**OBJECTIVE:** Copy out each line of the data holding "Plants".

**LISTED RECORDS:**

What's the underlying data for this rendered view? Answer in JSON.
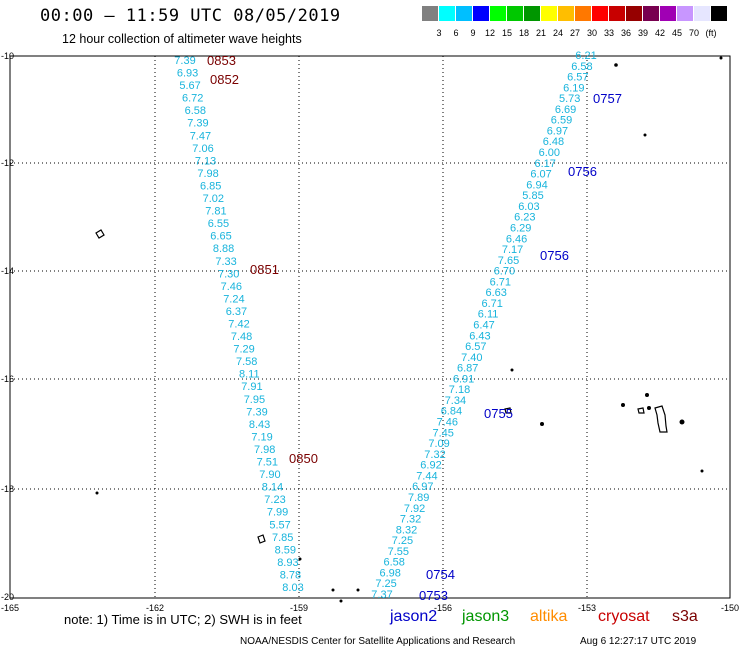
{
  "header": {
    "title": "00:00 – 11:59 UTC 08/05/2019",
    "subtitle": "12 hour collection of altimeter wave heights"
  },
  "scale": {
    "colors": [
      "#808080",
      "#00ffff",
      "#00bfff",
      "#0000ff",
      "#00ff00",
      "#00c800",
      "#009600",
      "#ffff00",
      "#ffbe00",
      "#ff7800",
      "#ff0000",
      "#c80000",
      "#960000",
      "#780050",
      "#a000b4",
      "#c896ff",
      "#e6e6ff",
      "#000000"
    ],
    "labels": [
      "3",
      "6",
      "9",
      "12",
      "15",
      "18",
      "21",
      "24",
      "27",
      "30",
      "33",
      "36",
      "39",
      "42",
      "45",
      "70",
      "(ft)"
    ]
  },
  "axes": {
    "lat_labels": [
      "-10",
      "-12",
      "-14",
      "-16",
      "-18",
      "-20"
    ],
    "lon_labels": [
      "-165",
      "-162",
      "-159",
      "-156",
      "-153",
      "-150"
    ]
  },
  "track_west": {
    "values": [
      "7.39",
      "6.93",
      "5.67",
      "6.72",
      "6.58",
      "7.39",
      "7.47",
      "7.06",
      "7.13",
      "7.98",
      "6.85",
      "7.02",
      "7.81",
      "6.55",
      "6.65",
      "8.88",
      "7.33",
      "7.30",
      "7.46",
      "7.24",
      "6.37",
      "7.42",
      "7.48",
      "7.29",
      "7.58",
      "8.11",
      "7.91",
      "7.95",
      "7.39",
      "8.43",
      "7.19",
      "7.98",
      "7.51",
      "7.90",
      "8.14",
      "7.23",
      "7.99",
      "5.57",
      "7.85",
      "8.59",
      "8.93",
      "8.78",
      "8.03"
    ],
    "times": [
      "0853",
      "0852",
      "0851",
      "0850"
    ]
  },
  "track_east": {
    "values": [
      "6.21",
      "6.58",
      "6.57",
      "6.19",
      "5.73",
      "6.69",
      "6.59",
      "6.97",
      "6.48",
      "6.00",
      "6.17",
      "6.07",
      "6.94",
      "5.85",
      "6.03",
      "6.23",
      "6.29",
      "6.46",
      "7.17",
      "7.65",
      "6.70",
      "6.71",
      "6.63",
      "6.71",
      "6.11",
      "6.47",
      "6.43",
      "6.57",
      "7.40",
      "6.87",
      "6.91",
      "7.18",
      "7.34",
      "6.84",
      "7.46",
      "7.45",
      "7.09",
      "7.32",
      "6.92",
      "7.44",
      "6.97",
      "7.89",
      "7.92",
      "7.32",
      "8.32",
      "7.25",
      "7.55",
      "6.58",
      "6.98",
      "7.25",
      "7.37"
    ],
    "times": [
      "0757",
      "0756",
      "0756",
      "0755",
      "0754",
      "0753"
    ]
  },
  "footer": {
    "note": "note: 1) Time is in UTC; 2) SWH is in feet",
    "satellites": [
      {
        "name": "jason2",
        "color": "#0000c8"
      },
      {
        "name": "jason3",
        "color": "#009600"
      },
      {
        "name": "altika",
        "color": "#ff8c00"
      },
      {
        "name": "cryosat",
        "color": "#c80000"
      },
      {
        "name": "s3a",
        "color": "#7a0000"
      }
    ],
    "credit": "NOAA/NESDIS Center for Satellite Applications and Research",
    "timestamp": "Aug 6 12:27:17 UTC 2019"
  }
}
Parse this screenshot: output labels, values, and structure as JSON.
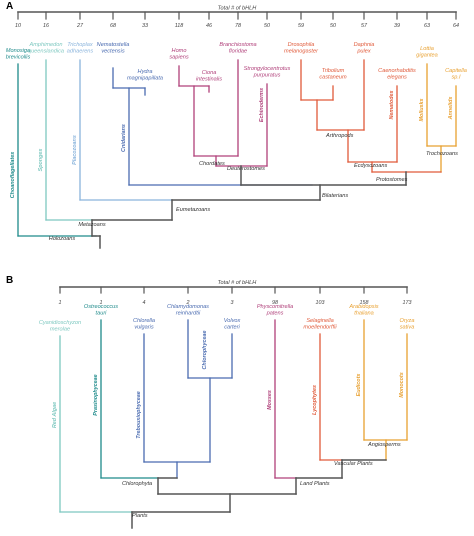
{
  "colors": {
    "bar": "#555555",
    "text": "#444444",
    "teal": "#1e8a8a",
    "mint": "#7ec8c0",
    "sky": "#8ab4dc",
    "blue": "#4a6bb0",
    "magenta": "#b0407a",
    "red": "#e05a3a",
    "orange": "#e8a030"
  },
  "panel_a": {
    "letter": "A",
    "header": "Total # of bHLH",
    "taxa": [
      {
        "count": "10",
        "name": [
          "Monosiga",
          "brevicollis"
        ],
        "color": "teal",
        "group": "Choanoflagellates"
      },
      {
        "count": "16",
        "name": [
          "Amphimedon",
          "queenslandica"
        ],
        "color": "mint",
        "group": "Sponges"
      },
      {
        "count": "27",
        "name": [
          "Trichoplax",
          "adhaerens"
        ],
        "color": "sky",
        "group": "Placozoans"
      },
      {
        "count": "68",
        "name": [
          "Nematostella",
          "vectensis"
        ],
        "color": "blue",
        "group": ""
      },
      {
        "count": "33",
        "name": [
          "Hydra",
          "magnipapillata"
        ],
        "color": "blue",
        "group": "Cnidarians"
      },
      {
        "count": "118",
        "name": [
          "Homo",
          "sapiens"
        ],
        "color": "magenta",
        "group": ""
      },
      {
        "count": "46",
        "name": [
          "Ciona",
          "intestinalis"
        ],
        "color": "magenta",
        "group": ""
      },
      {
        "count": "78",
        "name": [
          "Branchiostoma",
          "floridae"
        ],
        "color": "magenta",
        "group": ""
      },
      {
        "count": "50",
        "name": [
          "Strongylocentrotus",
          "purpuratus"
        ],
        "color": "magenta",
        "group": "Echinoderms"
      },
      {
        "count": "59",
        "name": [
          "Drosophila",
          "melanogaster"
        ],
        "color": "red",
        "group": ""
      },
      {
        "count": "50",
        "name": [
          "Tribolium",
          "castaneum"
        ],
        "color": "red",
        "group": ""
      },
      {
        "count": "57",
        "name": [
          "Daphnia",
          "pulex"
        ],
        "color": "red",
        "group": ""
      },
      {
        "count": "39",
        "name": [
          "Caenorhabditis",
          "elegans"
        ],
        "color": "red",
        "group": "Nematodes"
      },
      {
        "count": "63",
        "name": [
          "Lottia",
          "gigantea"
        ],
        "color": "orange",
        "group": "Mollusks"
      },
      {
        "count": "64",
        "name": [
          "Capitella",
          "sp.I"
        ],
        "color": "orange",
        "group": "Annelids"
      }
    ],
    "nodes": {
      "chordates": "Chordates",
      "deuterostomes": "Deuterostomes",
      "arthropods": "Arthropods",
      "ecdysozoans": "Ecdysozoans",
      "trochozoans": "Trochozoans",
      "protostomes": "Protostomes",
      "bilaterians": "Bilaterians",
      "eumetazoans": "Eumetazoans",
      "metazoans": "Metazoans",
      "holozoans": "Holozoans"
    }
  },
  "panel_b": {
    "letter": "B",
    "header": "Total # of bHLH",
    "taxa": [
      {
        "count": "1",
        "name": [
          "Cyanidioschyzon",
          "merolae"
        ],
        "color": "mint",
        "group": "Red Algae"
      },
      {
        "count": "1",
        "name": [
          "Ostreococcus",
          "tauri"
        ],
        "color": "teal",
        "group": "Prasinophyceae"
      },
      {
        "count": "4",
        "name": [
          "Chlorella",
          "vulgaris"
        ],
        "color": "blue",
        "group": "Trebouxiophyceae"
      },
      {
        "count": "2",
        "name": [
          "Chlamydomonas",
          "reinhardtii"
        ],
        "color": "blue",
        "group": ""
      },
      {
        "count": "3",
        "name": [
          "Volvox",
          "carteri"
        ],
        "color": "blue",
        "group": "Chlorophyceae"
      },
      {
        "count": "98",
        "name": [
          "Physcomitrella",
          "patens"
        ],
        "color": "magenta",
        "group": "Mosses"
      },
      {
        "count": "103",
        "name": [
          "Selaginella",
          "moellendorffii"
        ],
        "color": "red",
        "group": "Lycophytes"
      },
      {
        "count": "158",
        "name": [
          "Arabidopsis",
          "thaliana"
        ],
        "color": "orange",
        "group": "Eudicots"
      },
      {
        "count": "173",
        "name": [
          "Oryza",
          "sativa"
        ],
        "color": "orange",
        "group": "Monocots"
      }
    ],
    "nodes": {
      "chlorophyta": "Chlorophyta",
      "angiosperms": "Angiosperms",
      "vascular_plants": "Vascular Plants",
      "land_plants": "Land Plants",
      "plants": "Plants"
    }
  }
}
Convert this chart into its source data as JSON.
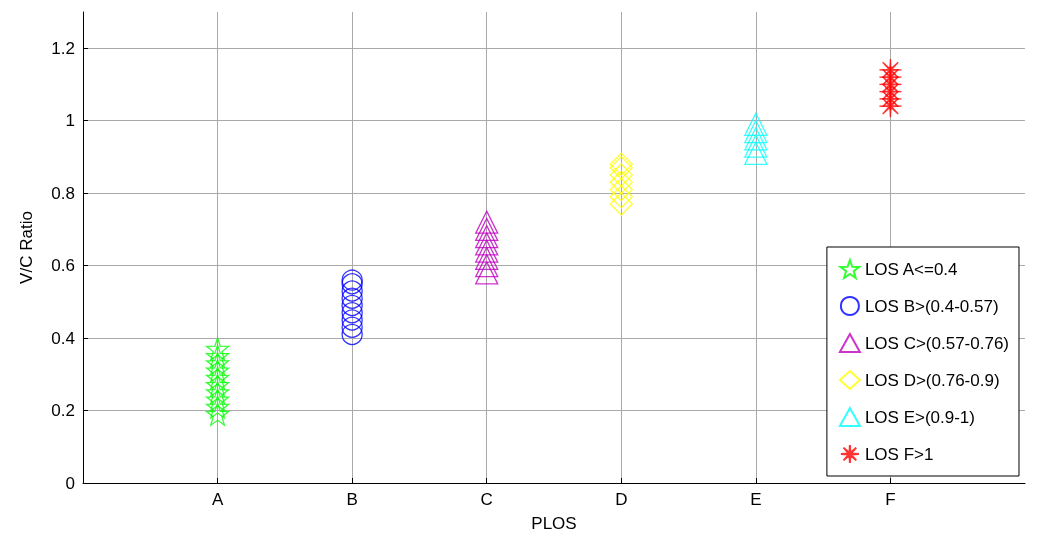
{
  "chart_data": {
    "type": "scatter",
    "xlabel": "PLOS",
    "ylabel": "V/C Ratio",
    "categories": [
      "A",
      "B",
      "C",
      "D",
      "E",
      "F"
    ],
    "ylim": [
      0,
      1.3
    ],
    "yticks": [
      0,
      0.2,
      0.4,
      0.6,
      0.8,
      1,
      1.2
    ],
    "grid": true,
    "legend": "bottom right",
    "series": [
      {
        "name": "LOS A<=0.4",
        "color": "#00ff00",
        "marker": "star",
        "x": [
          "A",
          "A",
          "A",
          "A",
          "A",
          "A",
          "A",
          "A",
          "A",
          "A"
        ],
        "values": [
          0.19,
          0.21,
          0.23,
          0.25,
          0.27,
          0.29,
          0.31,
          0.33,
          0.35,
          0.37
        ]
      },
      {
        "name": "LOS B>(0.4-0.57)",
        "color": "#0000ff",
        "marker": "circle",
        "x": [
          "B",
          "B",
          "B",
          "B",
          "B",
          "B",
          "B",
          "B",
          "B"
        ],
        "values": [
          0.41,
          0.43,
          0.45,
          0.47,
          0.49,
          0.51,
          0.53,
          0.55,
          0.56
        ]
      },
      {
        "name": "LOS C>(0.57-0.76)",
        "color": "#bf00bf",
        "marker": "triangle",
        "x": [
          "C",
          "C",
          "C",
          "C",
          "C",
          "C",
          "C",
          "C"
        ],
        "values": [
          0.58,
          0.6,
          0.62,
          0.64,
          0.66,
          0.68,
          0.7,
          0.72
        ]
      },
      {
        "name": "LOS D>(0.76-0.9)",
        "color": "#ffff00",
        "marker": "diamond",
        "x": [
          "D",
          "D",
          "D",
          "D",
          "D",
          "D",
          "D"
        ],
        "values": [
          0.77,
          0.79,
          0.81,
          0.83,
          0.85,
          0.87,
          0.88
        ]
      },
      {
        "name": "LOS E>(0.9-1)",
        "color": "#00ffff",
        "marker": "triangle",
        "x": [
          "E",
          "E",
          "E",
          "E",
          "E"
        ],
        "values": [
          0.91,
          0.93,
          0.95,
          0.97,
          0.99
        ]
      },
      {
        "name": "LOS F>1",
        "color": "#ff0000",
        "marker": "cross",
        "x": [
          "F",
          "F",
          "F",
          "F",
          "F",
          "F"
        ],
        "values": [
          1.04,
          1.06,
          1.08,
          1.1,
          1.12,
          1.14
        ]
      }
    ]
  }
}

**THE RESULT:**
      "vascular_plants": "Vascular Plants",
      "land_plants": "Land Plants",
      "plants": "Plants"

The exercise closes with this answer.